--- start of Entries ---

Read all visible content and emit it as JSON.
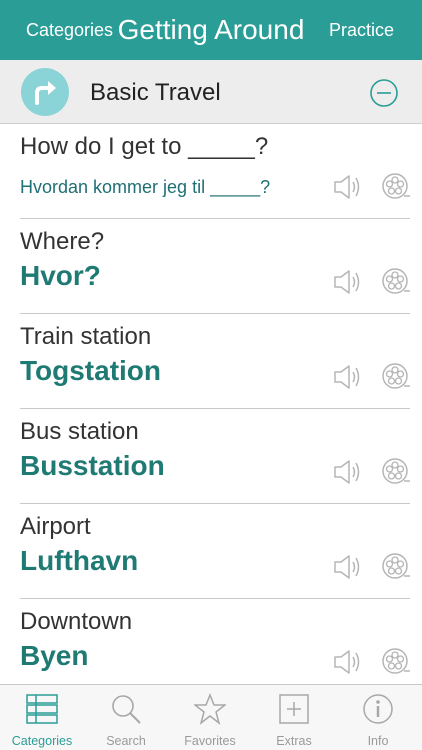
{
  "navbar": {
    "left_label": "Categories",
    "title": "Getting Around",
    "right_label": "Practice"
  },
  "section": {
    "title": "Basic Travel",
    "icon": "turn-right-arrow-icon",
    "collapse_icon": "minus-circle-icon"
  },
  "phrases": [
    {
      "english": "How do I get to _____?",
      "norwegian": "Hvordan kommer jeg til _____?"
    },
    {
      "english": "Where?",
      "norwegian": "Hvor?"
    },
    {
      "english": "Train station",
      "norwegian": "Togstation"
    },
    {
      "english": "Bus station",
      "norwegian": "Busstation"
    },
    {
      "english": "Airport",
      "norwegian": "Lufthavn"
    },
    {
      "english": "Downtown",
      "norwegian": "Byen"
    }
  ],
  "row_icons": [
    "speaker-icon",
    "film-reel-icon"
  ],
  "tabs": [
    {
      "label": "Categories",
      "icon": "list-icon",
      "active": true
    },
    {
      "label": "Search",
      "icon": "magnifier-icon",
      "active": false
    },
    {
      "label": "Favorites",
      "icon": "star-icon",
      "active": false
    },
    {
      "label": "Extras",
      "icon": "plus-square-icon",
      "active": false
    },
    {
      "label": "Info",
      "icon": "info-circle-icon",
      "active": false
    }
  ],
  "colors": {
    "accent": "#2a9d96",
    "phrase_text": "#1f7a74",
    "section_bg": "#ededed",
    "icon_gray": "#b5b5b5"
  }
}
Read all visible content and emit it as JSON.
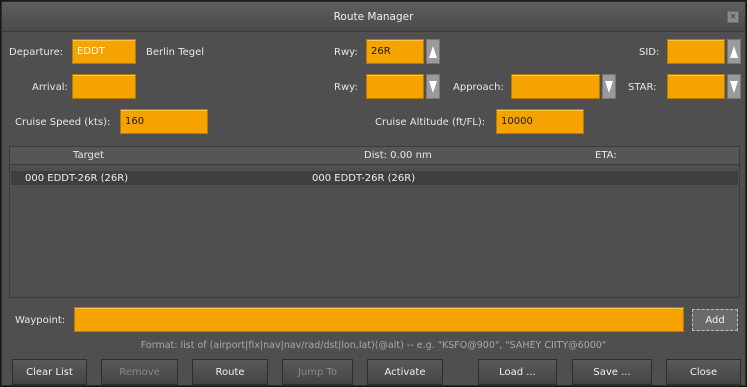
{
  "window": {
    "title": "Route Manager"
  },
  "departure": {
    "label": "Departure:",
    "code": "EDDT",
    "name": "Berlin Tegel"
  },
  "arrival": {
    "label": "Arrival:",
    "code": ""
  },
  "runway_dep": {
    "label": "Rwy:",
    "value": "26R"
  },
  "runway_arr": {
    "label": "Rwy:",
    "value": ""
  },
  "sid": {
    "label": "SID:",
    "value": ""
  },
  "star": {
    "label": "STAR:",
    "value": ""
  },
  "approach": {
    "label": "Approach:",
    "value": ""
  },
  "cruise_speed": {
    "label": "Cruise Speed (kts):",
    "value": "160"
  },
  "cruise_alt": {
    "label": "Cruise Altitude (ft/FL):",
    "value": "10000"
  },
  "route_list": {
    "headers": {
      "target": "Target",
      "dist": "Dist: 0.00 nm",
      "eta": "ETA:"
    },
    "rows": [
      {
        "col1": "000   EDDT-26R (26R)",
        "col2": "000   EDDT-26R (26R)"
      }
    ]
  },
  "waypoint": {
    "label": "Waypoint:",
    "value": "",
    "add_label": "Add"
  },
  "format_hint": "Format: list of (airport|fix|nav|nav/rad/dst|lon,lat)(@alt) -- e.g. \"KSFO@900\", \"SAHEY CIITY@6000\"",
  "buttons": {
    "clear_list": "Clear List",
    "remove": "Remove",
    "route": "Route",
    "jump_to": "Jump To",
    "activate": "Activate",
    "load": "Load ...",
    "save": "Save ...",
    "close": "Close"
  },
  "colors": {
    "field": "#f5a300",
    "background": "#4f4f4f",
    "row_selected": "#3f3f3f"
  }
}
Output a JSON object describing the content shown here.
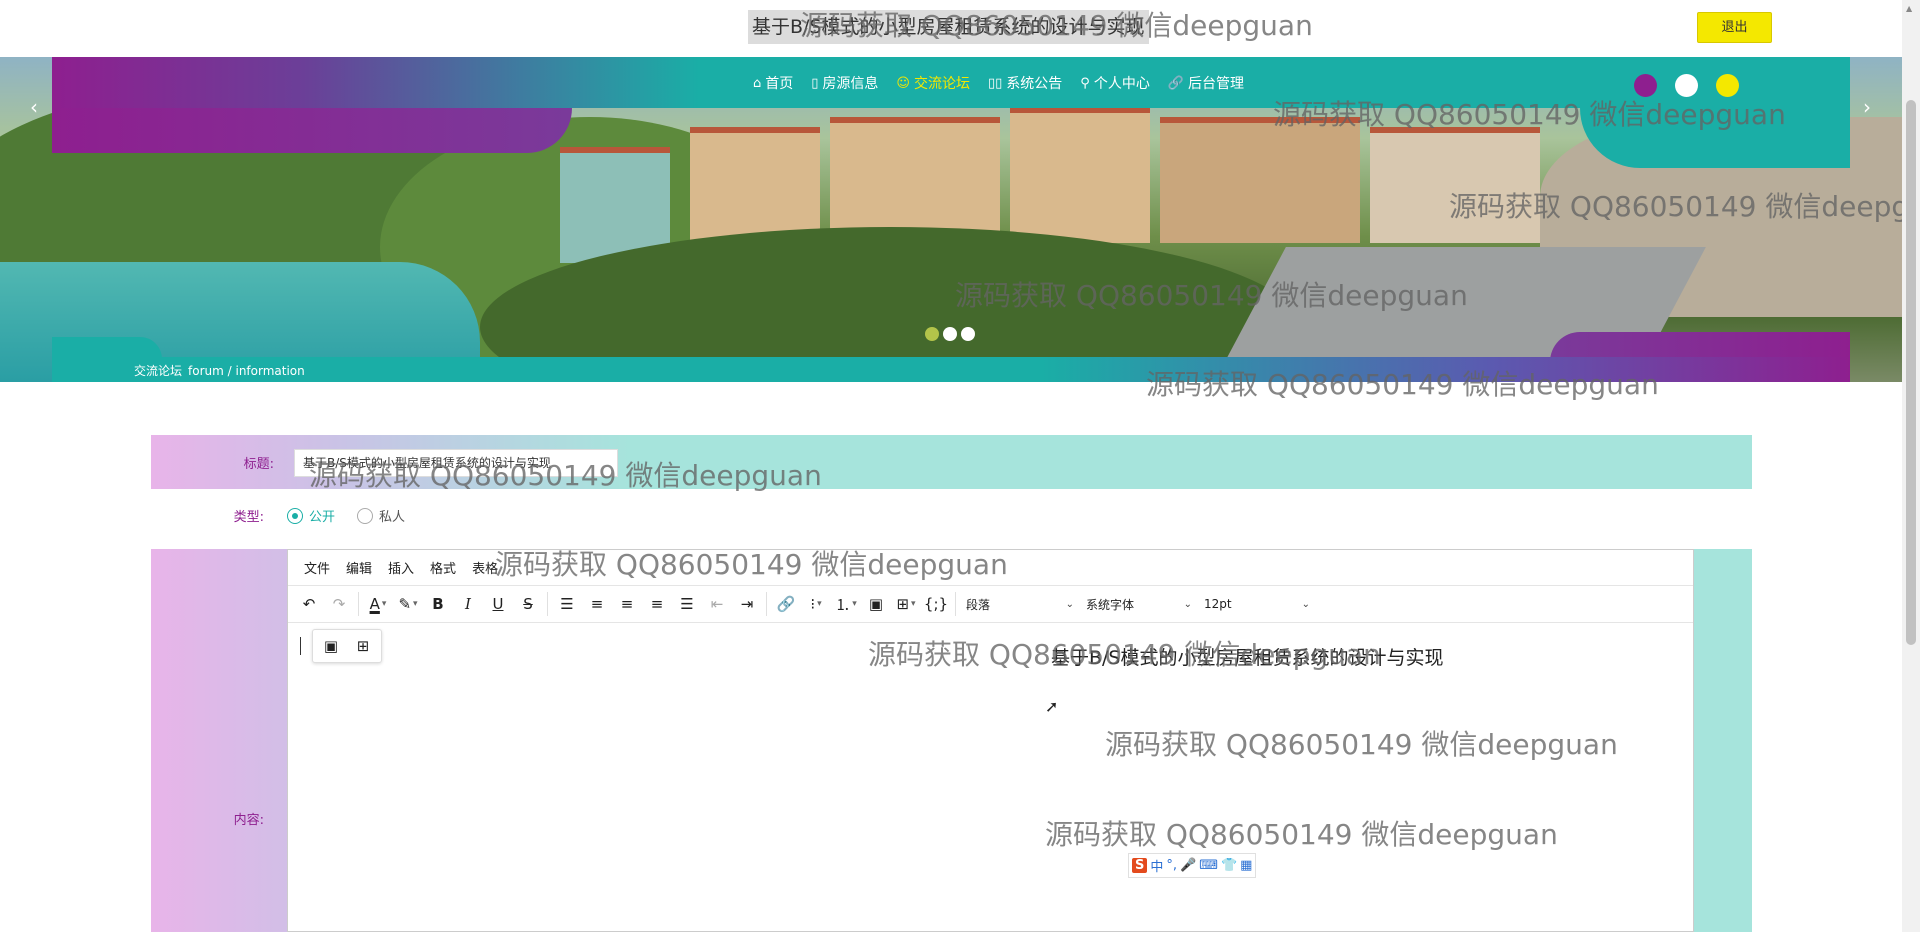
{
  "header": {
    "site_title": "基于B/S模式的小型房屋租赁系统的设计与实现",
    "logout_label": "退出"
  },
  "nav": {
    "items": [
      {
        "label": "首页",
        "icon": "home-icon",
        "glyph": "⌂",
        "active": false
      },
      {
        "label": "房源信息",
        "icon": "bookmark-icon",
        "glyph": "▯",
        "active": false
      },
      {
        "label": "交流论坛",
        "icon": "chat-icon",
        "glyph": "☺",
        "active": true
      },
      {
        "label": "系统公告",
        "icon": "book-icon",
        "glyph": "▯▯",
        "active": false
      },
      {
        "label": "个人中心",
        "icon": "user-icon",
        "glyph": "⚲",
        "active": false
      },
      {
        "label": "后台管理",
        "icon": "link-icon",
        "glyph": "🔗",
        "active": false
      }
    ],
    "active_color": "#f4e800",
    "text_color": "#ffffff"
  },
  "carousel": {
    "prev_icon": "chevron-left-icon",
    "next_icon": "chevron-right-icon",
    "prev_glyph": "‹",
    "next_glyph": "›",
    "top_dots": [
      "#8e1f8f",
      "#ffffff",
      "#f4e800"
    ],
    "bottom_dots": [
      "#b3c44a",
      "#ffffff",
      "#ffffff"
    ]
  },
  "breadcrumb": {
    "title": "交流论坛",
    "subtitle": "forum / information"
  },
  "form": {
    "title_label": "标题:",
    "title_value": "基于B/S模式的小型房屋租赁系统的设计与实现",
    "type_label": "类型:",
    "type_options": [
      {
        "label": "公开",
        "checked": true
      },
      {
        "label": "私人",
        "checked": false
      }
    ],
    "content_label": "内容:"
  },
  "editor": {
    "menus": [
      "文件",
      "编辑",
      "插入",
      "格式",
      "表格"
    ],
    "block_format": "段落",
    "font_family": "系统字体",
    "font_size": "12pt",
    "content_text": "基于B/S模式的小型房屋租赁系统的设计与实现",
    "toolbar_icons": [
      "undo-icon",
      "redo-icon",
      "text-color-icon",
      "highlight-icon",
      "bold-icon",
      "italic-icon",
      "underline-icon",
      "strikethrough-icon",
      "line-height-icon",
      "align-left-icon",
      "align-center-icon",
      "align-right-icon",
      "align-justify-icon",
      "outdent-icon",
      "indent-icon",
      "link-icon",
      "bullet-list-icon",
      "numbered-list-icon",
      "image-icon",
      "table-icon",
      "code-icon"
    ],
    "quick_toolbar": [
      "image-icon",
      "table-icon"
    ]
  },
  "ime": {
    "logo": "S",
    "mode": "中",
    "items": [
      "°,",
      "🎤",
      "⌨",
      "👕",
      "▦"
    ]
  },
  "watermark": {
    "text": "源码获取 QQ86050149 微信deepguan"
  }
}
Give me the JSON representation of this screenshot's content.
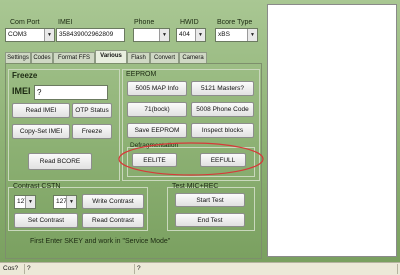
{
  "header": {
    "com_port": {
      "label": "Com Port",
      "value": "COM3"
    },
    "imei": {
      "label": "IMEI",
      "value": "358439002962809"
    },
    "phone": {
      "label": "Phone",
      "value": ""
    },
    "hwid": {
      "label": "HWID",
      "value": "404"
    },
    "bcore_type": {
      "label": "Bcore Type",
      "value": "xBS"
    }
  },
  "tabs": [
    {
      "label": "Settings"
    },
    {
      "label": "Codes"
    },
    {
      "label": "Format FFS"
    },
    {
      "label": "Various"
    },
    {
      "label": "Flash"
    },
    {
      "label": "Convert"
    },
    {
      "label": "Camera"
    }
  ],
  "active_tab": "Various",
  "freeze": {
    "title": "Freeze",
    "imei_label": "IMEI",
    "imei_value": "?",
    "read_imei": "Read IMEI",
    "otp_status": "OTP Status",
    "copy_set_imei": "Copy-Set IMEI",
    "freeze_button": "Freeze",
    "read_bcore": "Read BCORE"
  },
  "eeprom": {
    "title": "EEPROM",
    "btn_5005": "5005 MAP Info",
    "btn_5121": "5121 Masters?",
    "btn_71": "71(bock)",
    "btn_5008": "5008 Phone Code",
    "save_eeprom": "Save EEPROM",
    "inspect_blocks": "Inspect blocks"
  },
  "defrag": {
    "title": "Defragmentation",
    "eelite": "EELITE",
    "eefull": "EEFULL"
  },
  "contrast": {
    "title": "Contrast CSTN",
    "value1": "127",
    "value2": "127",
    "write_contrast": "Write Contrast",
    "set_contrast": "Set Contrast",
    "read_contrast": "Read Contrast"
  },
  "test_mic": {
    "title": "Test MIC+REC",
    "start_test": "Start Test",
    "end_test": "End Test"
  },
  "footer_note": "First Enter SKEY and work in \"Service Mode\"",
  "status_bar": {
    "cell1": "Cos?",
    "cell2": "?",
    "cell3": "?"
  },
  "colors": {
    "panel_top": "#a9c793",
    "panel_bottom": "#7aa060",
    "highlight_ellipse": "#d63a3a"
  }
}
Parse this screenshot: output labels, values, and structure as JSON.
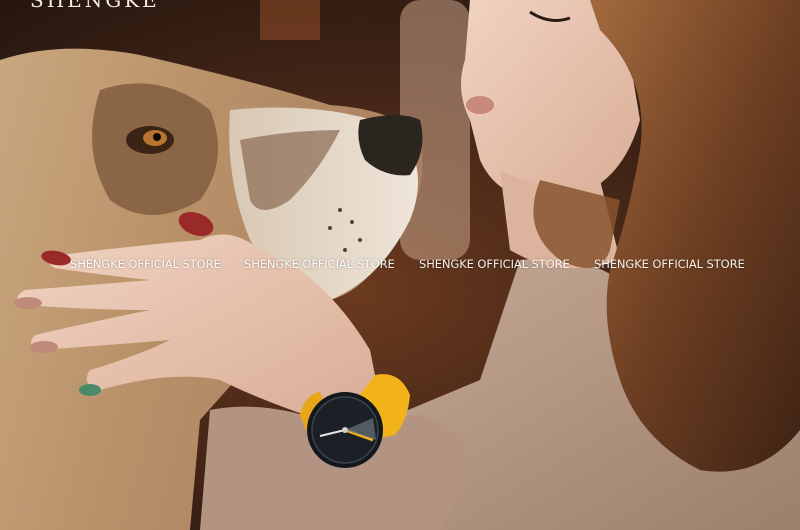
{
  "brand": {
    "logo_text": "SHENGKE"
  },
  "watermarks": [
    "SHENGKE OFFICIAL STORE",
    "SHENGKE OFFICIAL STORE",
    "SHENGKE OFFICIAL STORE",
    "SHENGKE OFFICIAL STORE"
  ],
  "colors": {
    "watch_strap": "#f2b21a",
    "watch_dial": "#1b2026",
    "nail_polish": "#9a2a2a",
    "sweater": "#b89a88",
    "hair": "#7a4a2a"
  }
}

--- end of Entries ---

| Your instructions |
Every line from the one containing "Parse this screenshot: output" through the last line of the data is to be retyped exactly, with nothing added and no pictures included.

| Answer |
Parse this screenshot: output labels, values, and structure as JSON.
{
  "brand": {
    "logo_text": "SHENGKE"
  },
  "watermarks": [
    "SHENGKE OFFICIAL STORE",
    "SHENGKE OFFICIAL STORE",
    "SHENGKE OFFICIAL STORE",
    "SHENGKE OFFICIAL STORE"
  ],
  "colors": {
    "watch_strap": "#f2b21a",
    "watch_dial": "#1b2026",
    "nail_polish": "#9a2a2a",
    "sweater": "#b89a88",
    "hair": "#7a4a2a"
  }
}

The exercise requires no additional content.